_Directions_: Your task is to transcribe all of the records exactly and leave out the pictures.

+++

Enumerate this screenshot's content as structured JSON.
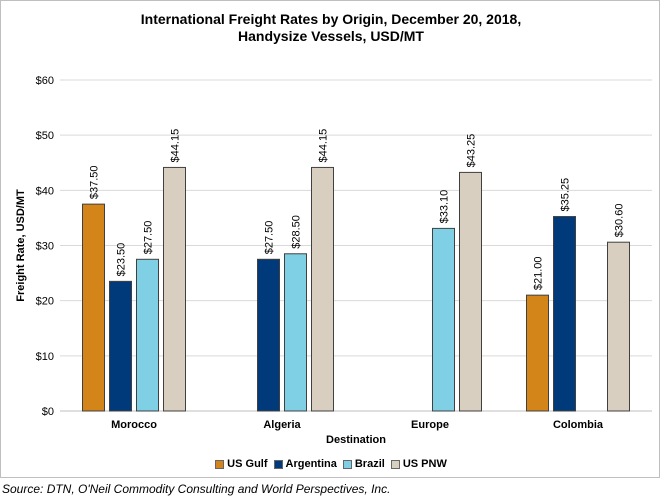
{
  "chart_data": {
    "type": "bar",
    "title_line1": "International Freight Rates by Origin, December 20, 2018,",
    "title_line2": "Handysize Vessels, USD/MT",
    "xlabel": "Destination",
    "ylabel": "Freight Rate, USD/MT",
    "ylim": [
      0,
      60
    ],
    "yticks": [
      "$0",
      "$10",
      "$20",
      "$30",
      "$40",
      "$50",
      "$60"
    ],
    "categories": [
      "Morocco",
      "Algeria",
      "Europe",
      "Colombia"
    ],
    "series": [
      {
        "name": "US Gulf",
        "color": "#d4851a",
        "values": [
          37.5,
          null,
          null,
          21.0
        ],
        "labels": [
          "$37.50",
          "",
          "",
          "$21.00"
        ]
      },
      {
        "name": "Argentina",
        "color": "#003a7a",
        "values": [
          23.5,
          27.5,
          null,
          35.25
        ],
        "labels": [
          "$23.50",
          "$27.50",
          "",
          "$35.25"
        ]
      },
      {
        "name": "Brazil",
        "color": "#7fd0e4",
        "values": [
          27.5,
          28.5,
          33.1,
          null
        ],
        "labels": [
          "$27.50",
          "$28.50",
          "$33.10",
          ""
        ]
      },
      {
        "name": "US PNW",
        "color": "#d9cfc0",
        "values": [
          44.15,
          44.15,
          43.25,
          30.6
        ],
        "labels": [
          "$44.15",
          "$44.15",
          "$43.25",
          "$30.60"
        ]
      }
    ],
    "gridlines": true,
    "legend_position": "bottom"
  },
  "source": "Source: DTN, O'Neil Commodity Consulting and World Perspectives, Inc."
}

+++

_Task output_:
Enumerate this screenshot's content as structured JSON.
{
  "chart_data": {
    "type": "bar",
    "title_line1": "International Freight Rates by Origin, December 20, 2018,",
    "title_line2": "Handysize Vessels, USD/MT",
    "xlabel": "Destination",
    "ylabel": "Freight Rate, USD/MT",
    "ylim": [
      0,
      60
    ],
    "yticks": [
      "$0",
      "$10",
      "$20",
      "$30",
      "$40",
      "$50",
      "$60"
    ],
    "categories": [
      "Morocco",
      "Algeria",
      "Europe",
      "Colombia"
    ],
    "series": [
      {
        "name": "US Gulf",
        "color": "#d4851a",
        "values": [
          37.5,
          null,
          null,
          21.0
        ],
        "labels": [
          "$37.50",
          "",
          "",
          "$21.00"
        ]
      },
      {
        "name": "Argentina",
        "color": "#003a7a",
        "values": [
          23.5,
          27.5,
          null,
          35.25
        ],
        "labels": [
          "$23.50",
          "$27.50",
          "",
          "$35.25"
        ]
      },
      {
        "name": "Brazil",
        "color": "#7fd0e4",
        "values": [
          27.5,
          28.5,
          33.1,
          null
        ],
        "labels": [
          "$27.50",
          "$28.50",
          "$33.10",
          ""
        ]
      },
      {
        "name": "US PNW",
        "color": "#d9cfc0",
        "values": [
          44.15,
          44.15,
          43.25,
          30.6
        ],
        "labels": [
          "$44.15",
          "$44.15",
          "$43.25",
          "$30.60"
        ]
      }
    ],
    "gridlines": true,
    "legend_position": "bottom"
  },
  "source": "Source: DTN, O'Neil Commodity Consulting and World Perspectives, Inc."
}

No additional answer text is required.